:: TASK DATA ::

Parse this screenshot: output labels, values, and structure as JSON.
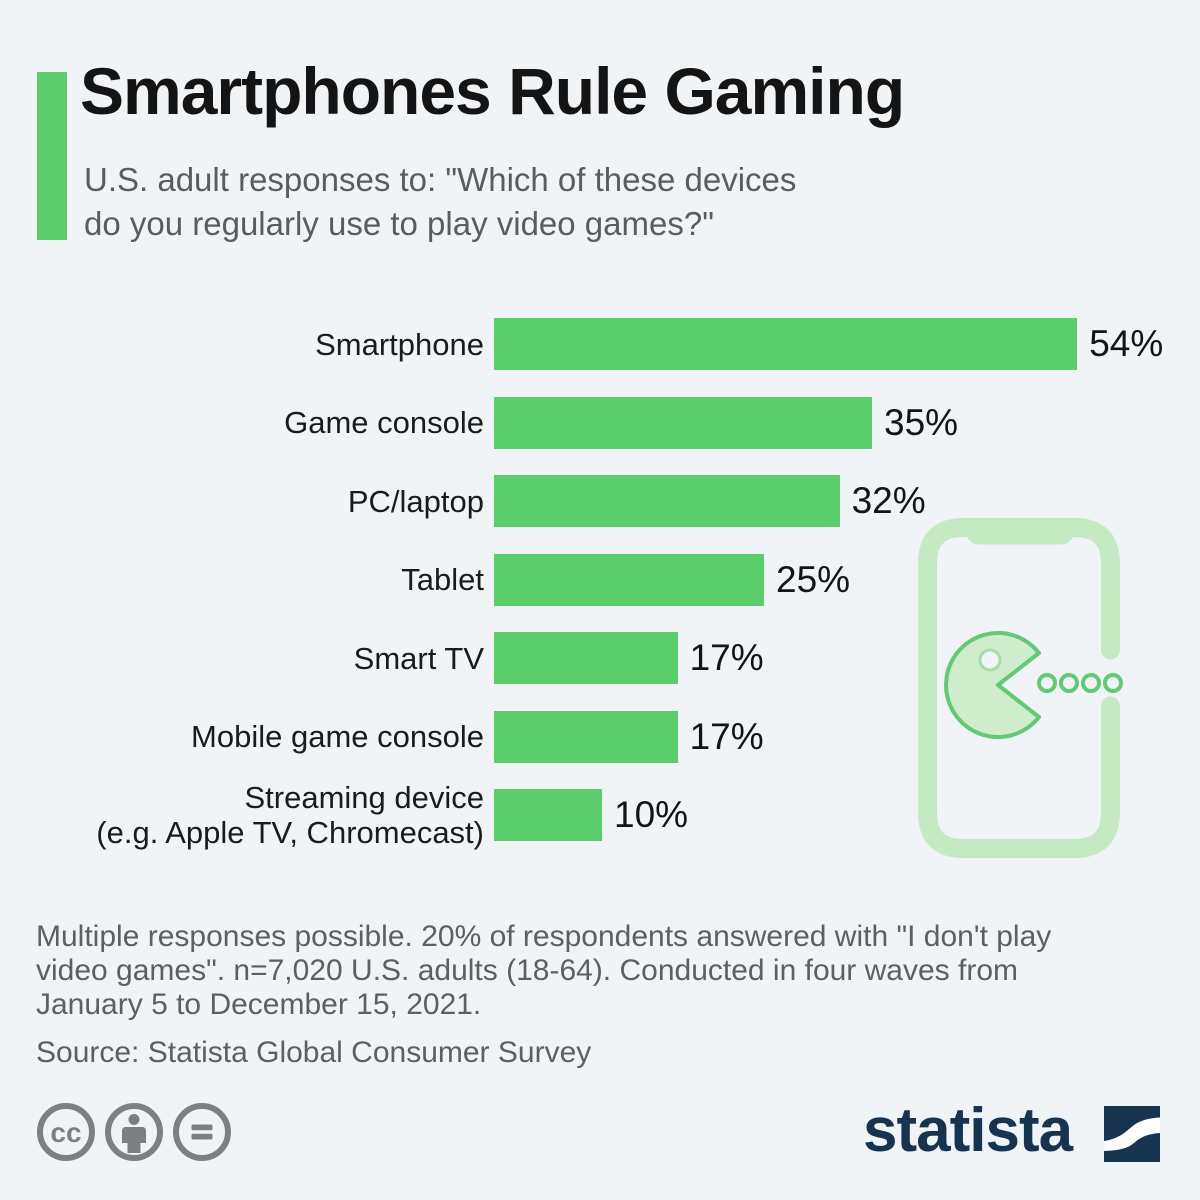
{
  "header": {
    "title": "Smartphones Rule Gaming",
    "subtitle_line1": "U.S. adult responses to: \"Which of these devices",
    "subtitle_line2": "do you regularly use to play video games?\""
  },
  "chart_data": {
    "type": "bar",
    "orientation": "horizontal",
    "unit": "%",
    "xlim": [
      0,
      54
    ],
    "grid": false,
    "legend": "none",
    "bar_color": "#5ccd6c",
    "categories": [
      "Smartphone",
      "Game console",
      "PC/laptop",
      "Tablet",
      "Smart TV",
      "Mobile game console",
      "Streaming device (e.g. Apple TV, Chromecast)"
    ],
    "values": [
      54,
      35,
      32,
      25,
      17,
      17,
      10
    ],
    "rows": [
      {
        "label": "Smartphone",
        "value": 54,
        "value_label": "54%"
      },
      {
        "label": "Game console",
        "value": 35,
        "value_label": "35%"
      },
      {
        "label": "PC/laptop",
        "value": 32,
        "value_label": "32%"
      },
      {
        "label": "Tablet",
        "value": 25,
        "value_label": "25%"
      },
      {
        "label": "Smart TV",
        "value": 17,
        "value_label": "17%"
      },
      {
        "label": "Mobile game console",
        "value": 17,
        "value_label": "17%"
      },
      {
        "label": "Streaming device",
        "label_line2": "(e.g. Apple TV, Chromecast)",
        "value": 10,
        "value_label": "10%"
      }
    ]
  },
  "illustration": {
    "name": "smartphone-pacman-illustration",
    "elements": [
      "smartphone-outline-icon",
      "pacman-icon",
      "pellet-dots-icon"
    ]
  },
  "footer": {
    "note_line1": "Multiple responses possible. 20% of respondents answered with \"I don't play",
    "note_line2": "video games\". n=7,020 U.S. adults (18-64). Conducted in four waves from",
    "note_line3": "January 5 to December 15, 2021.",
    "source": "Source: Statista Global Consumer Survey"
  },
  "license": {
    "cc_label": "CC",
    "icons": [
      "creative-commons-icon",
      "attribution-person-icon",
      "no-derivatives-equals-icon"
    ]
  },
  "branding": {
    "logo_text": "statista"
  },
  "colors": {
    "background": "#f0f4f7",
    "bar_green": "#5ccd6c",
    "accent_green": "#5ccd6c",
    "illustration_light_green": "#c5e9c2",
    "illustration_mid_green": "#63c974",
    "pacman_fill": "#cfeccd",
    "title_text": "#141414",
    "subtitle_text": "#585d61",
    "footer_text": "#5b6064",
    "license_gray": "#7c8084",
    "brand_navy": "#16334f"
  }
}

:::
:: TASK DATA ::

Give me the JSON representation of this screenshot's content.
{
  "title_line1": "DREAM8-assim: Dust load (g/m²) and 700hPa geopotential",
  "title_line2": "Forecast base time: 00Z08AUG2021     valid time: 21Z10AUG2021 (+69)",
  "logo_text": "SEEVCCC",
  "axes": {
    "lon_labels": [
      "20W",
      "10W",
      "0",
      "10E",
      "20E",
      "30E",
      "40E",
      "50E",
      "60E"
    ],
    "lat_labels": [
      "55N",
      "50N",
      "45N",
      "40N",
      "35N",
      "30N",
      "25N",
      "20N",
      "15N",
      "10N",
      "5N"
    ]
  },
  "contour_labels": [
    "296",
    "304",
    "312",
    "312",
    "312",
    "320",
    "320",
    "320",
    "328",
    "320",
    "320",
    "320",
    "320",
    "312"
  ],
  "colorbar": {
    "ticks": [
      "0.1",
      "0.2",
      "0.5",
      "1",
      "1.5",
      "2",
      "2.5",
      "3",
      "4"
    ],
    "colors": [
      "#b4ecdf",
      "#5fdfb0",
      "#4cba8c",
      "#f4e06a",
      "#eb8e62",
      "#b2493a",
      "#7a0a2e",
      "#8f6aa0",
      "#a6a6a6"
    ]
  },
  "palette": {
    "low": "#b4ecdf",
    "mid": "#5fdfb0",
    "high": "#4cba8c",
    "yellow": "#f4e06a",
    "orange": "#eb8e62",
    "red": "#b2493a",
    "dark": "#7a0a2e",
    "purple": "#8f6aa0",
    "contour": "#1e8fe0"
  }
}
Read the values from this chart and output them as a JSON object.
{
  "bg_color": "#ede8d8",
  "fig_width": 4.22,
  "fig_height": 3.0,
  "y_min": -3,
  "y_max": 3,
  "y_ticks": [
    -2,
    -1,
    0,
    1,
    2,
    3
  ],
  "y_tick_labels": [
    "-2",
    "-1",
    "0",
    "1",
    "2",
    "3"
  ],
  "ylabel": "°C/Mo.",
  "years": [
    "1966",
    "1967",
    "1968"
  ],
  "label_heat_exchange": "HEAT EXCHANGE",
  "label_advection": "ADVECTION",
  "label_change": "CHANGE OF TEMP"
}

:::

DO THIS: Copy each line that contains the word "play".

WORKED SOLUTION:
    "subtitle_line2": "do you regularly use to play video games?\""
    "note_line1": "Multiple responses possible. 20% of respondents answered with \"I don't play",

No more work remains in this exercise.